# TEXTE FOURNI

────────────────

Les technologies au risque du plagiat ? Technologies, mutation des connaissances et de l’apprentissage : impact sur les métiers d’enseignant et d’étudiant

  • Mardi 20 janvier 2009 à 11 h 30
  • Local B-328, Pavillon Marie-Victorin, Université de Montréal

Conférencière/Conférencier

Description

De nombreux enseignants universitaires s’inquiètent de voir la qualité du travail scientifique de leurs étudiants se dégrader et le nombre de cas avérés de plagiat se multiplier. Beaucoup de nos collègues incriminent directement le développement d’Internet et du Web, les outils de recherche, la disponibilité massive d’informations sur le net et enfin les procédés de copier-coller qui favoriseraient avec une déconcertante facilité les « emprunts » et les citations et la réappropriation individuelle de la production intellectuelle d’autrui. À cause technologique, remède technologique : de nombreux logiciels anti-plagiat existent aujourd’hui et de nombreuses universités s’équipent et en recommandent l’usage. Sans vouloir minimiser les cas de fraude et la nécessité de prendre des mesures pertinentes, nous aimerions suggérer deux orientations de réflexion. La première est de l’ordre de la compréhension : la pratique étudiante du plagiat ne doit pas être systématiquement considérée comme une pratique consciente et volontaire de fraude, mais plutôt comme le symptôme, comme un indicateur, d’une évolution sociétale, déterminée par le développement des technologies de l’information et de la communication. La seconde consiste à trouver les mesures d’accompagnement de cette évolution et de formation des étudiants (comme des enseignants) afin de favoriser le développement de nouveaux comportements éthique et scientifique dans ce contexte. Des mesures de répression qui ne s’accompagneraient pas de mesure de formation et d’accompagnement à la « eCulture » seraient selon nous inutiles et vouées à l’échec.

────────────────

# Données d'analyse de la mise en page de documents
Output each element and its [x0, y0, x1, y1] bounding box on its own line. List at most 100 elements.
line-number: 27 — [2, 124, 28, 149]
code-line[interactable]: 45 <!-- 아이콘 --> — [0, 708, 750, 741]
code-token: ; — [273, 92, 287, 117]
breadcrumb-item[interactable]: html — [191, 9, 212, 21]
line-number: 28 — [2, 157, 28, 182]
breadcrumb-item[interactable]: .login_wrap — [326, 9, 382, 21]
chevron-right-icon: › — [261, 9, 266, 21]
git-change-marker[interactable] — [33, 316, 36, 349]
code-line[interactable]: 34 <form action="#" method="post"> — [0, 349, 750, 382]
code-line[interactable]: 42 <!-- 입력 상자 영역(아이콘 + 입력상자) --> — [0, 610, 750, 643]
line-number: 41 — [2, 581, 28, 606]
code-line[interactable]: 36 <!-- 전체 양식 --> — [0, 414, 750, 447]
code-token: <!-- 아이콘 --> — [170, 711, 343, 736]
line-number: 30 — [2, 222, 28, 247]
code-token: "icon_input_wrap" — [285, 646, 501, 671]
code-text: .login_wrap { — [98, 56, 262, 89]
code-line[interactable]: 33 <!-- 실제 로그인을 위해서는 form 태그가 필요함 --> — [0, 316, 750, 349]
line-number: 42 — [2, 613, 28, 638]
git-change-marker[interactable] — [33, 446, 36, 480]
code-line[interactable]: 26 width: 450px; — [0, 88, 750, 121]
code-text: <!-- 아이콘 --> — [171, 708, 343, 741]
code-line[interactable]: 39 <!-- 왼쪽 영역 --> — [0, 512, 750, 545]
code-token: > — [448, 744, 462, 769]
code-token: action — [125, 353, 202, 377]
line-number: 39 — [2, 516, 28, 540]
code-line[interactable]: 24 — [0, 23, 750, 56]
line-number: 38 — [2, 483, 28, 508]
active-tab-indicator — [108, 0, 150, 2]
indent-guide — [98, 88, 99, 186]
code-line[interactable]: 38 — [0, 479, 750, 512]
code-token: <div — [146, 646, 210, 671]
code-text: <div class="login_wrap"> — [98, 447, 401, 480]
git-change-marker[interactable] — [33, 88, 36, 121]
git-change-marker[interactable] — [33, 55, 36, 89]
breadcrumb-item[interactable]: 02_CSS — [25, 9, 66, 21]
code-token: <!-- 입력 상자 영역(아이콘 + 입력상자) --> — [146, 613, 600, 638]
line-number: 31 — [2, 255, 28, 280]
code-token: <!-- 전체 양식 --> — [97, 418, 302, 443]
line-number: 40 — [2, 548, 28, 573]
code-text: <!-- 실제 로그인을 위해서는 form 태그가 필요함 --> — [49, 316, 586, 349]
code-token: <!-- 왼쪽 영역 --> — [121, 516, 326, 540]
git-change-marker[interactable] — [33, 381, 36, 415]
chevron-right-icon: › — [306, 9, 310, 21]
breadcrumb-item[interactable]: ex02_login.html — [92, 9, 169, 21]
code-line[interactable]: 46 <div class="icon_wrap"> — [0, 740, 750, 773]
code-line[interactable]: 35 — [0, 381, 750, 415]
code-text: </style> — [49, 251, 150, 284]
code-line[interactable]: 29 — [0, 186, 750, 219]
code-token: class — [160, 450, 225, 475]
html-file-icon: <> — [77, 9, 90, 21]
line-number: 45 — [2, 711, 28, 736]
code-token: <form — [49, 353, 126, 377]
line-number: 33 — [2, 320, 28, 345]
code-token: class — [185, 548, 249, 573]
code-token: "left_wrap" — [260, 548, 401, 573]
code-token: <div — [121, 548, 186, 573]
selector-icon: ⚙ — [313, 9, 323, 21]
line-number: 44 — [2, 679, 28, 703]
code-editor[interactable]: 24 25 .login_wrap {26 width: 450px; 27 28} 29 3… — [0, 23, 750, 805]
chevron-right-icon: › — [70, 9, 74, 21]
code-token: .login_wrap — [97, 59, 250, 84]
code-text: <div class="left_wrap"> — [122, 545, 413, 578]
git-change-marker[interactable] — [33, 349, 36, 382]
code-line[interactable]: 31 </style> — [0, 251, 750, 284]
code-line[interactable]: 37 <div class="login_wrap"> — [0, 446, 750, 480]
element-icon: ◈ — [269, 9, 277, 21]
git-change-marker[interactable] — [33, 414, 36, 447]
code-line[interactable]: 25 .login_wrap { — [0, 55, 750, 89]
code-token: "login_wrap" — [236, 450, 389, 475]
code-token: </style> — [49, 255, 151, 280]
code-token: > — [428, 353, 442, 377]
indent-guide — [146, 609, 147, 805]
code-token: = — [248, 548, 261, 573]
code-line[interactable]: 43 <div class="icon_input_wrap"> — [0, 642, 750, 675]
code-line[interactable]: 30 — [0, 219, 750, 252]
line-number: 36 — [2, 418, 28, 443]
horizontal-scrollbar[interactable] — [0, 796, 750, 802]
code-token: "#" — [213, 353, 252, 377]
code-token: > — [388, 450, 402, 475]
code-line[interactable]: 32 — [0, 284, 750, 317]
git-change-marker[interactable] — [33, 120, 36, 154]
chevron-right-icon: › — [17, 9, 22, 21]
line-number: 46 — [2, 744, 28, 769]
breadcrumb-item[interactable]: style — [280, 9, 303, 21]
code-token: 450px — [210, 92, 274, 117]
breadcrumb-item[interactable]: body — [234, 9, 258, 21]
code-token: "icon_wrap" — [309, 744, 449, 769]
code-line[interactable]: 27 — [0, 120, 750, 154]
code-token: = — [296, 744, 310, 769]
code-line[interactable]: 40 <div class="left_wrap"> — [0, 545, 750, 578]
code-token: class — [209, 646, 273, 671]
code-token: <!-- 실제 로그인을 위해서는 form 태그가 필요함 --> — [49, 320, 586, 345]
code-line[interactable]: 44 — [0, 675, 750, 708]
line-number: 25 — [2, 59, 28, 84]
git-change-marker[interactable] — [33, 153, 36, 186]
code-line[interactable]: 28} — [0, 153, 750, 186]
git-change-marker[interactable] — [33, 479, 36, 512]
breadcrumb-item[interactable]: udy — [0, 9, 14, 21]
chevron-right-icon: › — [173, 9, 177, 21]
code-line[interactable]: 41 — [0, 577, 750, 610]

────────────────

# CONSIGNE
D'après le texte sur le plagiat, pourquoi de nombreux collègues mettent-ils directement en cause le développement d'Internet et du Web ? Répondez en une à trois phrases.

# CORRIGÉ
Selon eux, Internet, le Web, les outils de recherche, la disponibilité massive d'informations sur le net et les procédés de copier-coller favoriseraient avec une déconcertante facilité les « emprunts », les citations et la réappropriation individuelle de la production intellectuelle d'autrui. Ils y voient la cause de la dégradation de la qualité du travail scientifique des étudiants et de la multiplication des cas avérés de plagiat.